(Stored records)
^^^^
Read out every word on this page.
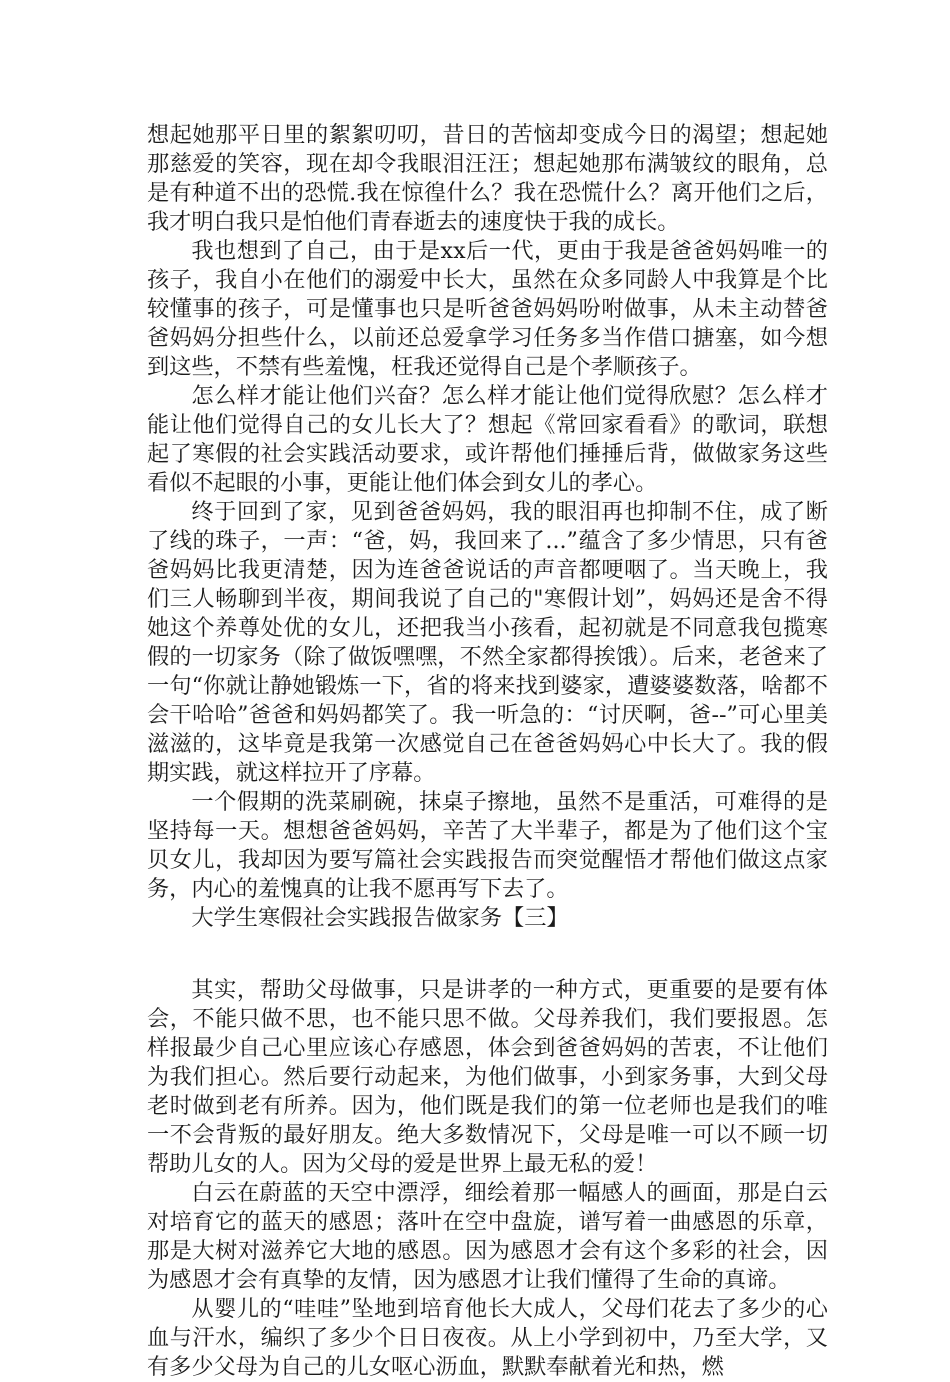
想起她那平日里的絮絮叨叨，昔日的苦恼却变成今日的渴望；想起她那慈爱的笑容，现在却令我眼泪汪汪；想起她那布满皱纹的眼角，总是有种道不出的恐慌.我在惊徨什么？我在恐慌什么？离开他们之后，我才明白我只是怕他们青春逝去的速度快于我的成长。

我也想到了自己，由于是xx后一代，更由于我是爸爸妈妈唯一的孩子，我自小在他们的溺爱中长大，虽然在众多同龄人中我算是个比较懂事的孩子，可是懂事也只是听爸爸妈妈吩咐做事，从未主动替爸爸妈妈分担些什么，以前还总爱拿学习任务多当作借口搪塞，如今想到这些，不禁有些羞愧，枉我还觉得自己是个孝顺孩子。

怎么样才能让他们兴奋？怎么样才能让他们觉得欣慰？怎么样才能让他们觉得自己的女儿长大了？想起《常回家看看》的歌词，联想起了寒假的社会实践活动要求，或许帮他们捶捶后背，做做家务这些看似不起眼的小事，更能让他们体会到女儿的孝心。

终于回到了家，见到爸爸妈妈，我的眼泪再也抑制不住，成了断了线的珠子，一声：“爸，妈，我回来了...”蕴含了多少情思，只有爸爸妈妈比我更清楚，因为连爸爸说话的声音都哽咽了。当天晚上，我们三人畅聊到半夜，期间我说了自己的"寒假计划”，妈妈还是舍不得她这个养尊处优的女儿，还把我当小孩看，起初就是不同意我包揽寒假的一切家务（除了做饭嘿嘿，不然全家都得挨饿）。后来，老爸来了一句“你就让静她锻炼一下，省的将来找到婆家，遭婆婆数落，啥都不会干哈哈”爸爸和妈妈都笑了。我一听急的：“讨厌啊，爸--”可心里美滋滋的，这毕竟是我第一次感觉自己在爸爸妈妈心中长大了。我的假期实践，就这样拉开了序幕。

一个假期的洗菜刷碗，抹桌子擦地，虽然不是重活，可难得的是坚持每一天。想想爸爸妈妈，辛苦了大半辈子，都是为了他们这个宝贝女儿，我却因为要写篇社会实践报告而突觉醒悟才帮他们做这点家务，内心的羞愧真的让我不愿再写下去了。

大学生寒假社会实践报告做家务【三】

其实，帮助父母做事，只是讲孝的一种方式，更重要的是要有体会，不能只做不思，也不能只思不做。父母养我们，我们要报恩。怎样报最少自己心里应该心存感恩，体会到爸爸妈妈的苦衷，不让他们为我们担心。然后要行动起来，为他们做事，小到家务事，大到父母老时做到老有所养。因为，他们既是我们的第一位老师也是我们的唯一不会背叛的最好朋友。绝大多数情况下，父母是唯一可以不顾一切帮助儿女的人。因为父母的爱是世界上最无私的爱！

白云在蔚蓝的天空中漂浮，细绘着那一幅感人的画面，那是白云对培育它的蓝天的感恩；落叶在空中盘旋，谱写着一曲感恩的乐章，那是大树对滋养它大地的感恩。因为感恩才会有这个多彩的社会，因为感恩才会有真挚的友情，因为感恩才让我们懂得了生命的真谛。

从婴儿的“哇哇”坠地到培育他长大成人，父母们花去了多少的心血与汗水，编织了多少个日日夜夜。从上小学到初中，乃至大学，又有多少父母为自己的儿女呕心沥血，默默奉献着光和热，燃
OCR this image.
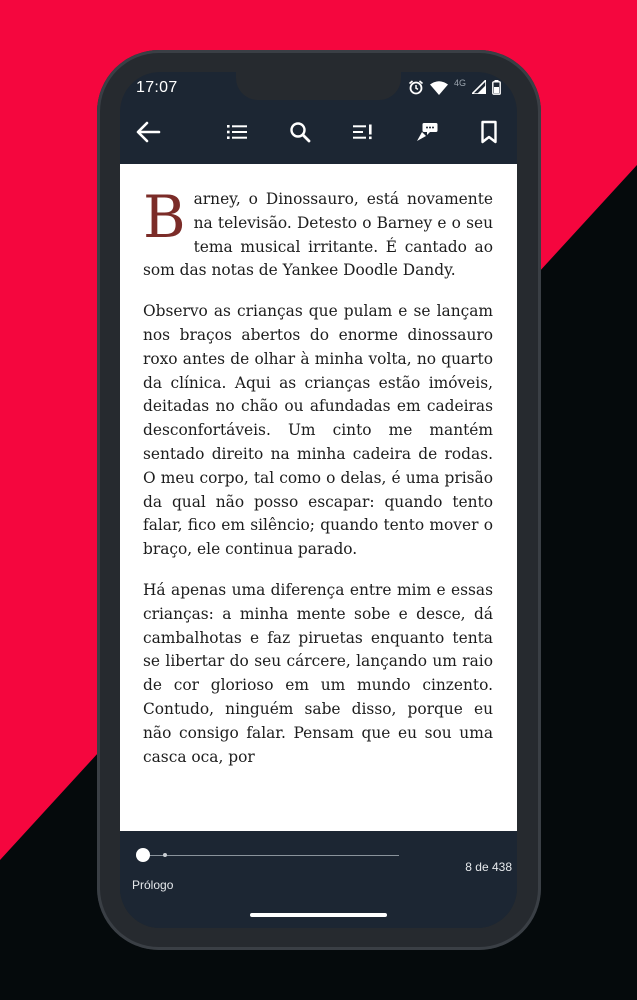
17:07	4G

Barney, o Dinossauro, está novamente na televisão. Detesto o Barney e o seu tema musical irritante. É cantado ao som das notas de Yankee Doodle Dandy.

Observo as crianças que pulam e se lançam nos braços abertos do enorme dinossauro roxo antes de olhar à minha volta, no quarto da clínica. Aqui as crianças estão imóveis, deitadas no chão ou afundadas em cadeiras desconfortáveis. Um cinto me mantém sentado direito na minha cadeira de rodas. O meu corpo, tal como o delas, é uma prisão da qual não posso escapar: quando tento falar, fico em silêncio; quando tento mover o braço, ele continua parado.

Há apenas uma diferença entre mim e essas crianças: a minha mente sobe e desce, dá cambalhotas e faz piruetas enquanto tenta se libertar do seu cárcere, lançando um raio de cor glorioso em um mundo cinzento. Contudo, ninguém sabe disso, porque eu não consigo falar. Pensam que eu sou uma casca oca, por

Prólogo
8 de 438
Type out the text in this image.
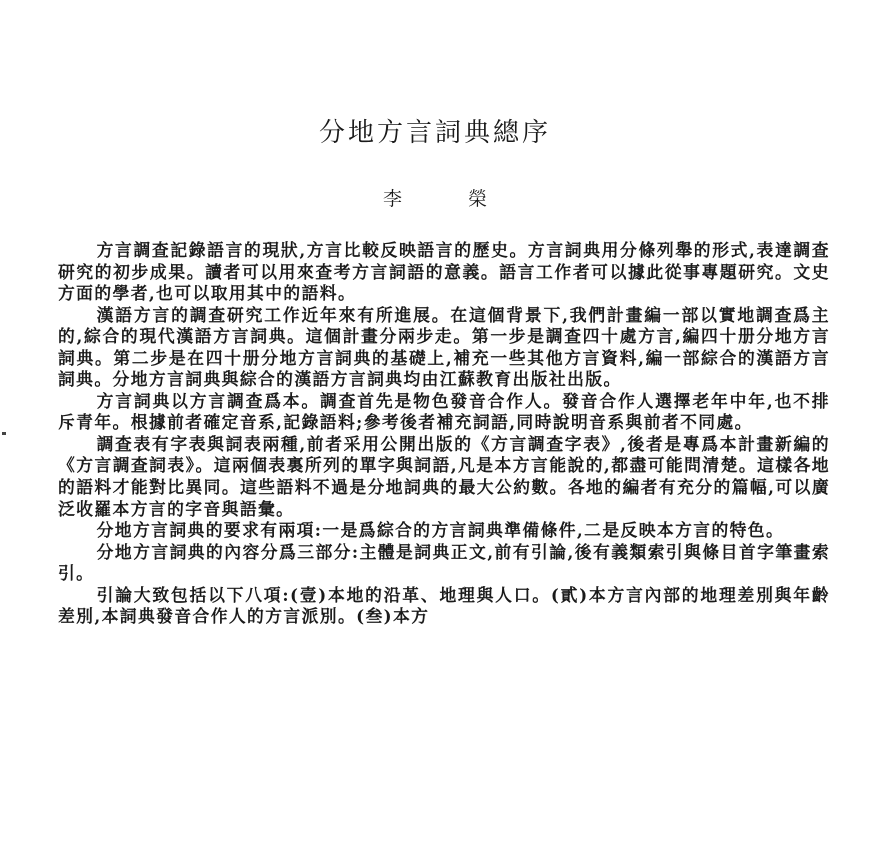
分地方言詞典總序
李 榮

方言調查記錄語言的現狀,方言比較反映語言的歷史。方言詞典用分條列舉的形式,表達調查研究的初步成果。讀者可以用來查考方言詞語的意義。語言工作者可以據此從事專題研究。文史方面的學者,也可以取用其中的語料。

漢語方言的調查研究工作近年來有所進展。在這個背景下,我們計畫編一部以實地調查爲主的,綜合的現代漢語方言詞典。這個計畫分兩步走。第一步是調查四十處方言,編四十册分地方言詞典。第二步是在四十册分地方言詞典的基礎上,補充一些其他方言資料,編一部綜合的漢語方言詞典。分地方言詞典與綜合的漢語方言詞典均由江蘇教育出版社出版。

方言詞典以方言調查爲本。調查首先是物色發音合作人。發音合作人選擇老年中年,也不排斥青年。根據前者確定音系,記錄語料;參考後者補充詞語,同時說明音系與前者不同處。

調查表有字表與詞表兩種,前者采用公開出版的《方言調查字表》,後者是專爲本計畫新編的《方言調查詞表》。這兩個表裏所列的單字與詞語,凡是本方言能說的,都盡可能問清楚。這樣各地的語料才能對比異同。這些語料不過是分地詞典的最大公約數。各地的編者有充分的篇幅,可以廣泛收羅本方言的字音與語彙。

分地方言詞典的要求有兩項:一是爲綜合的方言詞典準備條件,二是反映本方言的特色。

分地方言詞典的內容分爲三部分:主體是詞典正文,前有引論,後有義類索引與條目首字筆畫索引。

引論大致包括以下八項:(壹)本地的沿革、地理與人口。(貳)本方言內部的地理差別與年齡差別,本詞典發音合作人的方言派別。(叁)本方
^^^^
▶ WHAT THE TASK ASKS:
Would you mind returning each entry above word for word, skipping the images?

▶ FINISHED TASK:
Read out every word on this page.
想起她那平日里的絮絮叨叨，昔日的苦恼却变成今日的渴望；想起她那慈爱的笑容，现在却令我眼泪汪汪；想起她那布满皱纹的眼角，总是有种道不出的恐慌.我在惊徨什么？我在恐慌什么？离开他们之后，我才明白我只是怕他们青春逝去的速度快于我的成长。

我也想到了自己，由于是xx后一代，更由于我是爸爸妈妈唯一的孩子，我自小在他们的溺爱中长大，虽然在众多同龄人中我算是个比较懂事的孩子，可是懂事也只是听爸爸妈妈吩咐做事，从未主动替爸爸妈妈分担些什么，以前还总爱拿学习任务多当作借口搪塞，如今想到这些，不禁有些羞愧，枉我还觉得自己是个孝顺孩子。

怎么样才能让他们兴奋？怎么样才能让他们觉得欣慰？怎么样才能让他们觉得自己的女儿长大了？想起《常回家看看》的歌词，联想起了寒假的社会实践活动要求，或许帮他们捶捶后背，做做家务这些看似不起眼的小事，更能让他们体会到女儿的孝心。

终于回到了家，见到爸爸妈妈，我的眼泪再也抑制不住，成了断了线的珠子，一声：“爸，妈，我回来了...”蕴含了多少情思，只有爸爸妈妈比我更清楚，因为连爸爸说话的声音都哽咽了。当天晚上，我们三人畅聊到半夜，期间我说了自己的"寒假计划”，妈妈还是舍不得她这个养尊处优的女儿，还把我当小孩看，起初就是不同意我包揽寒假的一切家务（除了做饭嘿嘿，不然全家都得挨饿）。后来，老爸来了一句“你就让静她锻炼一下，省的将来找到婆家，遭婆婆数落，啥都不会干哈哈”爸爸和妈妈都笑了。我一听急的：“讨厌啊，爸--”可心里美滋滋的，这毕竟是我第一次感觉自己在爸爸妈妈心中长大了。我的假期实践，就这样拉开了序幕。

一个假期的洗菜刷碗，抹桌子擦地，虽然不是重活，可难得的是坚持每一天。想想爸爸妈妈，辛苦了大半辈子，都是为了他们这个宝贝女儿，我却因为要写篇社会实践报告而突觉醒悟才帮他们做这点家务，内心的羞愧真的让我不愿再写下去了。

大学生寒假社会实践报告做家务【三】

其实，帮助父母做事，只是讲孝的一种方式，更重要的是要有体会，不能只做不思，也不能只思不做。父母养我们，我们要报恩。怎样报最少自己心里应该心存感恩，体会到爸爸妈妈的苦衷，不让他们为我们担心。然后要行动起来，为他们做事，小到家务事，大到父母老时做到老有所养。因为，他们既是我们的第一位老师也是我们的唯一不会背叛的最好朋友。绝大多数情况下，父母是唯一可以不顾一切帮助儿女的人。因为父母的爱是世界上最无私的爱！

白云在蔚蓝的天空中漂浮，细绘着那一幅感人的画面，那是白云对培育它的蓝天的感恩；落叶在空中盘旋，谱写着一曲感恩的乐章，那是大树对滋养它大地的感恩。因为感恩才会有这个多彩的社会，因为感恩才会有真挚的友情，因为感恩才让我们懂得了生命的真谛。

从婴儿的“哇哇”坠地到培育他长大成人，父母们花去了多少的心血与汗水，编织了多少个日日夜夜。从上小学到初中，乃至大学，又有多少父母为自己的儿女呕心沥血，默默奉献着光和热，燃
OCR this image.
17:07	4G

Barney, o Dinossauro, está novamente na televisão. Detesto o Barney e o seu tema musical irritante. É cantado ao som das notas de Yankee Doodle Dandy.

Observo as crianças que pulam e se lançam nos braços abertos do enorme dinossauro roxo antes de olhar à minha volta, no quarto da clínica. Aqui as crianças estão imóveis, deitadas no chão ou afundadas em cadeiras desconfortáveis. Um cinto me mantém sentado direito na minha cadeira de rodas. O meu corpo, tal como o delas, é uma prisão da qual não posso escapar: quando tento falar, fico em silêncio; quando tento mover o braço, ele continua parado.

Há apenas uma diferença entre mim e essas crianças: a minha mente sobe e desce, dá cambalhotas e faz piruetas enquanto tenta se libertar do seu cárcere, lançando um raio de cor glorioso em um mundo cinzento. Contudo, ninguém sabe disso, porque eu não consigo falar. Pensam que eu sou uma casca oca, por

Prólogo
8 de 438
Type out the text in this image.
分地方言詞典總序
李 榮

方言調查記錄語言的現狀,方言比較反映語言的歷史。方言詞典用分條列舉的形式,表達調查研究的初步成果。讀者可以用來查考方言詞語的意義。語言工作者可以據此從事專題研究。文史方面的學者,也可以取用其中的語料。

漢語方言的調查研究工作近年來有所進展。在這個背景下,我們計畫編一部以實地調查爲主的,綜合的現代漢語方言詞典。這個計畫分兩步走。第一步是調查四十處方言,編四十册分地方言詞典。第二步是在四十册分地方言詞典的基礎上,補充一些其他方言資料,編一部綜合的漢語方言詞典。分地方言詞典與綜合的漢語方言詞典均由江蘇教育出版社出版。

方言詞典以方言調查爲本。調查首先是物色發音合作人。發音合作人選擇老年中年,也不排斥青年。根據前者確定音系,記錄語料;參考後者補充詞語,同時說明音系與前者不同處。

調查表有字表與詞表兩種,前者采用公開出版的《方言調查字表》,後者是專爲本計畫新編的《方言調查詞表》。這兩個表裏所列的單字與詞語,凡是本方言能說的,都盡可能問清楚。這樣各地的語料才能對比異同。這些語料不過是分地詞典的最大公約數。各地的編者有充分的篇幅,可以廣泛收羅本方言的字音與語彙。

分地方言詞典的要求有兩項:一是爲綜合的方言詞典準備條件,二是反映本方言的特色。

分地方言詞典的內容分爲三部分:主體是詞典正文,前有引論,後有義類索引與條目首字筆畫索引。

引論大致包括以下八項:(壹)本地的沿革、地理與人口。(貳)本方言內部的地理差別與年齡差別,本詞典發音合作人的方言派別。(叁)本方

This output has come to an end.